Dataset items:
------------------------------------------------------------

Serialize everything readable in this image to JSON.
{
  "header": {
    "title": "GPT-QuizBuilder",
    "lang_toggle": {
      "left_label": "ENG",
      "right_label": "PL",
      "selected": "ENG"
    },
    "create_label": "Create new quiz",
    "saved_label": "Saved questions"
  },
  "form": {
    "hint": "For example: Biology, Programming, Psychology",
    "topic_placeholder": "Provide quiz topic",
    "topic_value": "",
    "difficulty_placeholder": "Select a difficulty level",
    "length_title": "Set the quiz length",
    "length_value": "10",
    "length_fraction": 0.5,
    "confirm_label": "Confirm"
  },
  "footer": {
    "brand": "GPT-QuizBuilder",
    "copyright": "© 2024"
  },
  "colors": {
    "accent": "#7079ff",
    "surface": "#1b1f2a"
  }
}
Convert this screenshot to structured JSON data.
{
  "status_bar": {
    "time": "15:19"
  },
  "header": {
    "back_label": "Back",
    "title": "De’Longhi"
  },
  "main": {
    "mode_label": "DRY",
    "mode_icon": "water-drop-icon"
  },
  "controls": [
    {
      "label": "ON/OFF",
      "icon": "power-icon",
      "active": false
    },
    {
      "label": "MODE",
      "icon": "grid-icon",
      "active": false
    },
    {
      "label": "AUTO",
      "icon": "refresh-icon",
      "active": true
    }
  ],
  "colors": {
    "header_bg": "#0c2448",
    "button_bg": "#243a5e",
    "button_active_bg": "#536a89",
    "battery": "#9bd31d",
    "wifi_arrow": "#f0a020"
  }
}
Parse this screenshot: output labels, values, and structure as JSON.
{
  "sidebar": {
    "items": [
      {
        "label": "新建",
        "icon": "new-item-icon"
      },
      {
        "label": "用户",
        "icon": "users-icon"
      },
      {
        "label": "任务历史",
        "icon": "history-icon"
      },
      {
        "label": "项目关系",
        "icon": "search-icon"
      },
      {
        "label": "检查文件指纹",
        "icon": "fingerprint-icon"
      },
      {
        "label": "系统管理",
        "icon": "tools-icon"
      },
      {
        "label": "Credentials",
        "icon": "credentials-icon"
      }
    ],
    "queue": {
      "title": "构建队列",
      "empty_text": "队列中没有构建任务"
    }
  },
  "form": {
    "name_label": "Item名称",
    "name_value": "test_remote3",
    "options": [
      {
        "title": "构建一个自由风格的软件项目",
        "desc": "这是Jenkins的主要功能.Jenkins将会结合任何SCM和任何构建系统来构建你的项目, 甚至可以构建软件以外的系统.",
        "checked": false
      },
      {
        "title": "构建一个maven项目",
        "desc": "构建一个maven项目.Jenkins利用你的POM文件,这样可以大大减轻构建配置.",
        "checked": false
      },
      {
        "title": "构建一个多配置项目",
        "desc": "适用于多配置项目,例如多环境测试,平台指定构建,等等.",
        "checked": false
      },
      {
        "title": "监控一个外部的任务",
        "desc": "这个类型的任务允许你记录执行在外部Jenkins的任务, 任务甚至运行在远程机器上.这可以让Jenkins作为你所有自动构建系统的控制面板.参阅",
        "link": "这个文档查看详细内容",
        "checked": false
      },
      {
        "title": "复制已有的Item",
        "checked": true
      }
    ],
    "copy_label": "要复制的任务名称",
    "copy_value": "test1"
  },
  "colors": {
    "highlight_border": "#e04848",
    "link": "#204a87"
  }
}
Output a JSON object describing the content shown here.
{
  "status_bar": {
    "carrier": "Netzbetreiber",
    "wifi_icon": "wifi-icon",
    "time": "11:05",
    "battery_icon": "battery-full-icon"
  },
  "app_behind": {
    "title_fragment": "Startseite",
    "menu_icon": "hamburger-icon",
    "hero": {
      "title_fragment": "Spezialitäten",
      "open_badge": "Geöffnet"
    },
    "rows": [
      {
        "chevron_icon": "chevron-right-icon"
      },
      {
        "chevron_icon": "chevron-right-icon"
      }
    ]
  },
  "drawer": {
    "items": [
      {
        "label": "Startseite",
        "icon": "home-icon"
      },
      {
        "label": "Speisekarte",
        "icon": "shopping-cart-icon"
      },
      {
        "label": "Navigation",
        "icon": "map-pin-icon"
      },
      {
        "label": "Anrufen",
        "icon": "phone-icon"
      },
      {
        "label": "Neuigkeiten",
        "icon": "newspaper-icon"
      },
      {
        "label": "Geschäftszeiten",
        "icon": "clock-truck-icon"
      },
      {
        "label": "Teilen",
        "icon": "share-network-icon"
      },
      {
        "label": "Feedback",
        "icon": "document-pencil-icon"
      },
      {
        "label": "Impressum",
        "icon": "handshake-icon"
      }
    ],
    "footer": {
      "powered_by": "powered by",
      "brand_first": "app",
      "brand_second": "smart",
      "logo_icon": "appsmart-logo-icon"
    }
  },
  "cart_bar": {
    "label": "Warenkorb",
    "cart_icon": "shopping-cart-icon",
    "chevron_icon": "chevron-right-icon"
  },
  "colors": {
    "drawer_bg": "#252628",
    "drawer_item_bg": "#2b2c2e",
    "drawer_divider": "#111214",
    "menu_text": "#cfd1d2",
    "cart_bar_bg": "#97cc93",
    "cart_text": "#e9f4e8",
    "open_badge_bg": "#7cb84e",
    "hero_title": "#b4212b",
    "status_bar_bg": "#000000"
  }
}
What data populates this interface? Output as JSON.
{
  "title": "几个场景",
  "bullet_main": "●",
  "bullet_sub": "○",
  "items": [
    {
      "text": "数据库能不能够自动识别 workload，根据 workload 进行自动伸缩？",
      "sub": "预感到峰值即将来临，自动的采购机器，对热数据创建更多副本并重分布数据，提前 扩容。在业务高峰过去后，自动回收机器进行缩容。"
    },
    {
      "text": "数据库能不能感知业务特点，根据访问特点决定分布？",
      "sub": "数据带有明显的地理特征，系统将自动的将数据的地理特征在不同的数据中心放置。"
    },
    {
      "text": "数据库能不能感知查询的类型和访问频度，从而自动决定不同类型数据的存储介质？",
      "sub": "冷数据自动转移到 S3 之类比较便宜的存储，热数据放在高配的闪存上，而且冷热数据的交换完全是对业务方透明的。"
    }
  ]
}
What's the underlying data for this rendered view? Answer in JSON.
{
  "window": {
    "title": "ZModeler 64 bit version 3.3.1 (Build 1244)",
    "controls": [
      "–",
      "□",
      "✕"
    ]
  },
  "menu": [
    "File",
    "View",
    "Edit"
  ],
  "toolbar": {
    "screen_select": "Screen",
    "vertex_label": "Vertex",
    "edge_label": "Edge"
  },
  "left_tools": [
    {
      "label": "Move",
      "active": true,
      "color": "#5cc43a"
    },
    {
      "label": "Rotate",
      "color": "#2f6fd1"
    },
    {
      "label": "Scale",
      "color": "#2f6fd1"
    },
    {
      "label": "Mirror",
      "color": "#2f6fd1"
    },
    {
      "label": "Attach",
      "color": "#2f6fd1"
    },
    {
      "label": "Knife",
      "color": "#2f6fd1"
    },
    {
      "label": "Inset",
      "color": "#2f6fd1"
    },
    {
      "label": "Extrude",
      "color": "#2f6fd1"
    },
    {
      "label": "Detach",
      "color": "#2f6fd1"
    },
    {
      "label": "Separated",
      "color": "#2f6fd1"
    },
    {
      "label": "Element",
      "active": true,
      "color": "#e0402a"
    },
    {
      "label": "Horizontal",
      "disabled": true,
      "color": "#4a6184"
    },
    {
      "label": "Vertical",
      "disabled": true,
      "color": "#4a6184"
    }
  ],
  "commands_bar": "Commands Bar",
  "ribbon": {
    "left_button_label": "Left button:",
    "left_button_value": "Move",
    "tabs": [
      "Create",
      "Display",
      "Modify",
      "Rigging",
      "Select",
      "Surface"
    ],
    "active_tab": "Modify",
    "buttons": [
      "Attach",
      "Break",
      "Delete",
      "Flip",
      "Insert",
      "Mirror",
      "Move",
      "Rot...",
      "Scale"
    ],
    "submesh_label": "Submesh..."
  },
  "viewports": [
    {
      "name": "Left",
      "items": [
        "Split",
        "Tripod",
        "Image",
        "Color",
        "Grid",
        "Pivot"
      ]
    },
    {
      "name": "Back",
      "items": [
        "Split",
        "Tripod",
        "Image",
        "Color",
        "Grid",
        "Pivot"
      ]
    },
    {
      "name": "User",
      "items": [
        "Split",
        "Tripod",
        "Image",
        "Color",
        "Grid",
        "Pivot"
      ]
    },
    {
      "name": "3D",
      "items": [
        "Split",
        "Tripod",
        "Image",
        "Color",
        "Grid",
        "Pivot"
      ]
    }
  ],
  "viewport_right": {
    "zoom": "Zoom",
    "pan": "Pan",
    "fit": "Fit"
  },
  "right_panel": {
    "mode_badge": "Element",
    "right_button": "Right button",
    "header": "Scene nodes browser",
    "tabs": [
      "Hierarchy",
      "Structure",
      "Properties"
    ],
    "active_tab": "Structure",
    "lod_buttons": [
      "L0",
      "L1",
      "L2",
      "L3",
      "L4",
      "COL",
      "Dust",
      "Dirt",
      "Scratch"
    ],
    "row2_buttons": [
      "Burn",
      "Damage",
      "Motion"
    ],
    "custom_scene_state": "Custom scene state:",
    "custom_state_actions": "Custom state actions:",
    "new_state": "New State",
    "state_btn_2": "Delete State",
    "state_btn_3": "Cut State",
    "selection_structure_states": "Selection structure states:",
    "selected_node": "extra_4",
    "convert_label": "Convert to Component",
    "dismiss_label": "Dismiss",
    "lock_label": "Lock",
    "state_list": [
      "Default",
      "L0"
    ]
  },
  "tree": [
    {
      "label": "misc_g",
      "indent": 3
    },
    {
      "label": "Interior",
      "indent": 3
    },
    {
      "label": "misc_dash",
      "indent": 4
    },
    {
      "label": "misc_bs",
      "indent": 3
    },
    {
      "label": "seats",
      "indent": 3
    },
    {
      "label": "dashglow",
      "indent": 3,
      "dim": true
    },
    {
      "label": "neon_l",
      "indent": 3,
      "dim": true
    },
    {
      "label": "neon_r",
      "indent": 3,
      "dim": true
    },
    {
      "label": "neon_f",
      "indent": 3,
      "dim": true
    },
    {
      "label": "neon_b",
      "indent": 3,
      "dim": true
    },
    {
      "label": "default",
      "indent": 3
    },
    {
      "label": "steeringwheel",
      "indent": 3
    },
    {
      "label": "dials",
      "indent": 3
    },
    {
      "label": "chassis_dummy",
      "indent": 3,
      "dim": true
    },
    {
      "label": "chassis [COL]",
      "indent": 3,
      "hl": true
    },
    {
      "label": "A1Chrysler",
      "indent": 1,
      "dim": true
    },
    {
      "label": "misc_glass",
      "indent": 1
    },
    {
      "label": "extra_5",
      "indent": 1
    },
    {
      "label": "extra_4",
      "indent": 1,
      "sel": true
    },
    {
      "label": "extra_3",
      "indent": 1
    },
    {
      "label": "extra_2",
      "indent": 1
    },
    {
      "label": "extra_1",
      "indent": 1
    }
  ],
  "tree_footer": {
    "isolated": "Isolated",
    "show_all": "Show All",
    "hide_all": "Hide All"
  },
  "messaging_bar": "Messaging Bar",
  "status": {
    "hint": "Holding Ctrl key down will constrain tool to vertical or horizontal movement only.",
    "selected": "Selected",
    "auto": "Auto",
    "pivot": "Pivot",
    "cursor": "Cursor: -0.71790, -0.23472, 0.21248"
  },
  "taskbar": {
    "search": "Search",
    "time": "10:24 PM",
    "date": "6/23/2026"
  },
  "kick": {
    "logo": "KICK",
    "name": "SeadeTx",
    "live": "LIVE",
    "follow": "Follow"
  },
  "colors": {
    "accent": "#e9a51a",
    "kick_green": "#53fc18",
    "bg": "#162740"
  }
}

------------------------------------------------------------

▶ _Request_
Find the word "构建一个maven项目" in the entries, and copy every line it shows up in.

▶ _Task answer_
        "title": "构建一个maven项目",
        "desc": "构建一个maven项目.Jenkins利用你的POM文件,这样可以大大减轻构建配置.",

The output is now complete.